A l’emplacement du Palais de Carthage, se trouvait avant l’Indépendance tunisienne la « Résidence Sainte Monique », résidence du puissant secrétaire général du gouvernement du Bey, un français le plus souvent. Pas question pour le nationaliste ombrageux qu’était Habib Bourguiba de chausser les pantoufles de l’occupant. Après avoir occupé les lieux dès qu’il fut nommé Président du Conseil, le « Combattant surprême » fit raser le bâtiment et confia au brillant architecte franco-tunisien Clément Cacoub le soin de construire, sous l’étroit contrôle de Wassila, alors sa maitresse, ce qui deviendra le Palais de Carthage. Le premier juin 1962, date anniversaire de l’indépendance tunisienne, le Palais est inauguré. Quatre mois avant, Bourguiba a épousé Wassila. « Bourguiba veillait lui même à la propreté du Palais, raconte un de ses anciens ministres, pas un mégot ne trainait par terre, sinon gare…. » Le même admirateur de Bourguiba, emporté par son lyrisme, prétend même que lorsu’un plat n’était qu’entamé, Bourguiba se dévouait pour le terminer….

▸ Extraits de données:
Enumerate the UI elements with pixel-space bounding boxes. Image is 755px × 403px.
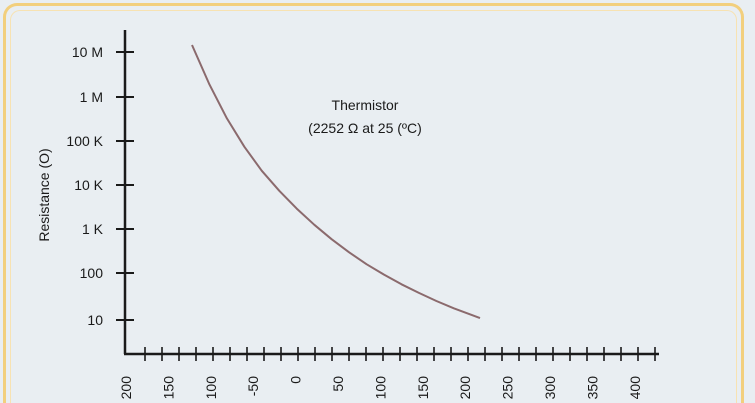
x-tick-label: 0 (288, 376, 304, 384)
x-tick-label: 400 (627, 376, 643, 400)
x-tick-label: 200 (457, 376, 473, 400)
y-tick-label: 10 (87, 312, 103, 328)
x-tick-label: 250 (500, 376, 516, 400)
x-tick-label: 100 (203, 376, 219, 400)
x-tick-label: 50 (330, 376, 346, 392)
y-tick-label: 10 M (72, 44, 103, 60)
chart-frame (3, 3, 744, 403)
y-axis-ticks: 10 M 1 M 100 K 10 K 1 K 100 10 (66, 44, 134, 328)
x-tick-label: 150 (415, 376, 431, 400)
x-tick-label: 300 (542, 376, 558, 400)
y-tick-label: 1 K (82, 221, 104, 237)
resistance-curve (191, 44, 481, 320)
y-tick-label: 10 K (74, 177, 103, 193)
x-tick-label: 150 (160, 376, 176, 400)
x-axis-ticks: 200 150 100 -50 0 50 100 150 200 250 300 350 400 (118, 347, 656, 400)
y-axis-label: Resistance (O) (36, 148, 52, 241)
chart-inner-border (10, 10, 737, 403)
y-tick-label: 100 K (66, 133, 103, 149)
x-tick-label: 350 (584, 376, 600, 400)
curve-annotation-title: Thermistor (332, 97, 399, 113)
curve-annotation-subtitle: (2252 Ω at 25 (ºC) (308, 120, 422, 136)
y-tick-label: 100 (80, 265, 104, 281)
x-tick-label: -50 (245, 376, 261, 396)
x-tick-label: 200 (118, 376, 134, 400)
y-tick-label: 1 M (80, 89, 103, 105)
x-tick-label: 100 (372, 376, 388, 400)
axes (123, 30, 659, 356)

▸ Vos tâches:
A) Recopiez intégralement le texte sur le Palais de Carthage.
B) Modifiez les lignes de données en remplaçant partout « x-tick-label » par « graduation-x », sans rien changer d'autre. Ne reprenez pas les images.

▸ Réponses par tâche:
A)
A l’emplacement du Palais de Carthage, se trouvait avant l’Indépendance tunisienne la « Résidence Sainte Monique », résidence du puissant secrétaire général du gouvernement du Bey, un français le plus souvent. Pas question pour le nationaliste ombrageux qu’était Habib Bourguiba de chausser les pantoufles de l’occupant. Après avoir occupé les lieux dès qu’il fut nommé Président du Conseil, le « Combattant surprême » fit raser le bâtiment et confia au brillant architecte franco-tunisien Clément Cacoub le soin de construire, sous l’étroit contrôle de Wassila, alors sa maitresse, ce qui deviendra le Palais de Carthage. Le premier juin 1962, date anniversaire de l’indépendance tunisienne, le Palais est inauguré. Quatre mois avant, Bourguiba a épousé Wassila. « Bourguiba veillait lui même à la propreté du Palais, raconte un de ses anciens ministres, pas un mégot ne trainait par terre, sinon gare…. » Le même admirateur de Bourguiba, emporté par son lyrisme, prétend même que lorsu’un plat n’était qu’entamé, Bourguiba se dévouait pour le terminer….

B)
Enumerate the UI elements with pixel-space bounding boxes. Image is 755px × 403px.
graduation-x: 0 (288, 376, 304, 384)
graduation-x: 400 (627, 376, 643, 400)
graduation-x: 200 (457, 376, 473, 400)
y-tick-label: 10 (87, 312, 103, 328)
graduation-x: 250 (500, 376, 516, 400)
graduation-x: 100 (203, 376, 219, 400)
graduation-x: 50 (330, 376, 346, 392)
y-tick-label: 10 M (72, 44, 103, 60)
chart-frame (3, 3, 744, 403)
y-axis-ticks: 10 M 1 M 100 K 10 K 1 K 100 10 (66, 44, 134, 328)
graduation-x: 150 (415, 376, 431, 400)
graduation-x: 300 (542, 376, 558, 400)
y-tick-label: 1 K (82, 221, 104, 237)
resistance-curve (191, 44, 481, 320)
y-tick-label: 10 K (74, 177, 103, 193)
graduation-x: 150 (160, 376, 176, 400)
x-axis-ticks: 200 150 100 -50 0 50 100 150 200 250 300 350 400 (118, 347, 656, 400)
y-axis-label: Resistance (O) (36, 148, 52, 241)
chart-inner-border (10, 10, 737, 403)
y-tick-label: 100 K (66, 133, 103, 149)
graduation-x: 350 (584, 376, 600, 400)
curve-annotation-title: Thermistor (332, 97, 399, 113)
curve-annotation-subtitle: (2252 Ω at 25 (ºC) (308, 120, 422, 136)
y-tick-label: 100 (80, 265, 104, 281)
graduation-x: -50 (245, 376, 261, 396)
graduation-x: 200 (118, 376, 134, 400)
y-tick-label: 1 M (80, 89, 103, 105)
graduation-x: 100 (372, 376, 388, 400)
axes (123, 30, 659, 356)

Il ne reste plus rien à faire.